EXERCISE.
Transcribe every line of the records below without alteration, omitting the pictures from your answer.

Stored dataset items:
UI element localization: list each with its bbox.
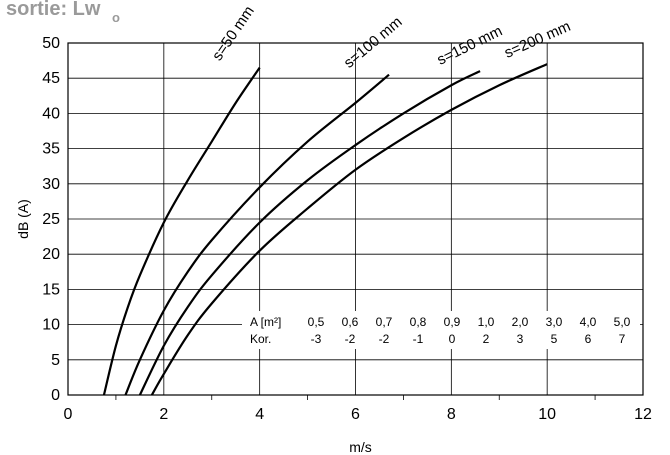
y-tick-label: 5 [51, 352, 60, 369]
table-row1-cell: 3,0 [546, 315, 563, 329]
table-row2-cell: -2 [345, 332, 356, 346]
x-tick-label: 2 [159, 406, 168, 423]
axes [67, 42, 644, 396]
curve-line [124, 73, 390, 396]
y-axis-label: dB (A) [15, 199, 31, 239]
y-tick-label: 50 [42, 35, 60, 52]
curve-line [138, 70, 481, 396]
correction-table-bg [242, 311, 640, 349]
curve-line [150, 63, 548, 396]
y-tick-label: 10 [42, 317, 60, 334]
table-row2-label: Kor. [250, 332, 271, 346]
header-subscript: o [112, 10, 120, 25]
curve-label: s=200 mm [502, 18, 573, 62]
x-tick-label: 4 [255, 406, 264, 423]
curve-label: s=150 mm [434, 22, 505, 68]
table-row1-cell: 5,0 [614, 315, 631, 329]
table-row2-cell: -1 [413, 332, 424, 346]
x-tick-label: 12 [634, 406, 652, 423]
table-row2-cell: 0 [449, 332, 456, 346]
table-row1-cell: 0,9 [444, 315, 461, 329]
y-tick-label: 45 [42, 70, 60, 87]
table-row1-cell: 1,0 [478, 315, 495, 329]
x-tick-label: 10 [538, 406, 556, 423]
y-tick-label: 20 [42, 246, 60, 263]
correction-table: A [m²] Kor. 0,5 -3 0,6 -2 0,7 -2 0,8 -1 0,9 0 1,0 2 2,… [242, 311, 640, 349]
table-row2-cell: -2 [379, 332, 390, 346]
curve-labels: s=50 mm s=100 mm s=150 mms=200 mm [209, 3, 573, 72]
y-tick-label: 25 [42, 211, 60, 228]
table-row1-cell: 0,5 [308, 315, 325, 329]
curve-label: s=50 mm [209, 3, 258, 64]
table-row1-cell: 4,0 [580, 315, 597, 329]
y-tick-label: 40 [42, 105, 60, 122]
table-row1-cell: 2,0 [512, 315, 529, 329]
y-tick-label: 35 [42, 141, 60, 158]
x-tick-label: 6 [351, 406, 360, 423]
y-tick-label: 30 [42, 176, 60, 193]
plot-frame [67, 42, 644, 396]
curve-line [102, 67, 261, 396]
table-row1-label: A [m²] [250, 315, 281, 329]
table-row1-cell: 0,6 [342, 315, 359, 329]
table-row1-cell: 0,7 [376, 315, 393, 329]
x-tick-label: 0 [64, 406, 73, 423]
x-axis-label: m/s [349, 439, 372, 455]
table-row1-cell: 0,8 [410, 315, 427, 329]
chart-header: sortie: Lw o [6, 0, 120, 25]
header-text: sortie: Lw [6, 0, 101, 20]
y-tick-label: 0 [51, 387, 60, 404]
table-row2-cell: 2 [483, 332, 490, 346]
x-tick-label: 8 [447, 406, 456, 423]
table-row2-cell: -3 [311, 332, 322, 346]
y-tick-label: 15 [42, 281, 60, 298]
table-row2-cell: 6 [585, 332, 592, 346]
curves [102, 63, 548, 396]
table-row2-cell: 7 [619, 332, 626, 346]
table-row2-cell: 3 [517, 332, 524, 346]
table-row2-cell: 5 [551, 332, 558, 346]
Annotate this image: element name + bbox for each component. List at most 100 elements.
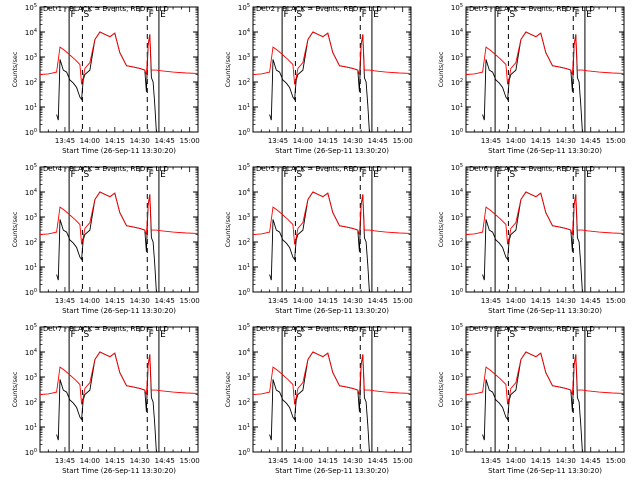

THE COMPLETED TASK.
UI element localization: list each with its bbox.
y-tick-label: 5 [51, 352, 60, 369]
table-row1-cell: 3,0 [546, 315, 563, 329]
table-row2-cell: -2 [345, 332, 356, 346]
x-tick-label: 2 [159, 406, 168, 423]
axes [67, 42, 644, 396]
curve-line [124, 73, 390, 396]
y-axis-label: dB (A) [15, 199, 31, 239]
y-tick-label: 50 [42, 35, 60, 52]
curve-line [138, 70, 481, 396]
correction-table-bg [242, 311, 640, 349]
curve-line [150, 63, 548, 396]
y-tick-label: 10 [42, 317, 60, 334]
table-row2-label: Kor. [250, 332, 271, 346]
header-subscript: o [112, 10, 120, 25]
curve-label: s=200 mm [502, 18, 573, 62]
x-tick-label: 4 [255, 406, 264, 423]
curve-label: s=150 mm [434, 22, 505, 68]
table-row1-cell: 5,0 [614, 315, 631, 329]
table-row2-cell: -1 [413, 332, 424, 346]
x-tick-label: 12 [634, 406, 652, 423]
table-row2-cell: 0 [449, 332, 456, 346]
table-row1-cell: 0,9 [444, 315, 461, 329]
y-tick-label: 45 [42, 70, 60, 87]
table-row1-cell: 1,0 [478, 315, 495, 329]
x-tick-label: 10 [538, 406, 556, 423]
y-tick-label: 20 [42, 246, 60, 263]
correction-table: A [m²] Kor. 0,5 -3 0,6 -2 0,7 -2 0,8 -1 0,9 0 1,0 2 2,… [242, 311, 640, 349]
table-row2-cell: -2 [379, 332, 390, 346]
curve-labels: s=50 mm s=100 mm s=150 mms=200 mm [209, 3, 573, 72]
y-tick-label: 25 [42, 211, 60, 228]
table-row1-cell: 0,5 [308, 315, 325, 329]
curve-label: s=50 mm [209, 3, 258, 64]
table-row1-cell: 4,0 [580, 315, 597, 329]
y-tick-label: 40 [42, 105, 60, 122]
table-row1-cell: 2,0 [512, 315, 529, 329]
y-tick-label: 35 [42, 141, 60, 158]
x-tick-label: 6 [351, 406, 360, 423]
y-tick-label: 30 [42, 176, 60, 193]
plot-frame [67, 42, 644, 396]
curve-line [102, 67, 261, 396]
table-row1-label: A [m²] [250, 315, 281, 329]
table-row1-cell: 0,6 [342, 315, 359, 329]
table-row1-cell: 0,7 [376, 315, 393, 329]
x-tick-label: 0 [64, 406, 73, 423]
x-axis-label: m/s [349, 439, 372, 455]
table-row1-cell: 0,8 [410, 315, 427, 329]
chart-header: sortie: Lw o [6, 0, 120, 25]
header-text: sortie: Lw [6, 0, 101, 20]
y-tick-label: 0 [51, 387, 60, 404]
table-row2-cell: 2 [483, 332, 490, 346]
x-tick-label: 8 [447, 406, 456, 423]
table-row2-cell: -3 [311, 332, 322, 346]
y-tick-label: 15 [42, 281, 60, 298]
table-row2-cell: 6 [585, 332, 592, 346]
curves [102, 63, 548, 396]
table-row2-cell: 7 [619, 332, 626, 346]
table-row2-cell: 3 [517, 332, 524, 346]
table-row2-cell: 5 [551, 332, 558, 346]
Annotate this image: element name + bbox for each component. List at most 100 elements.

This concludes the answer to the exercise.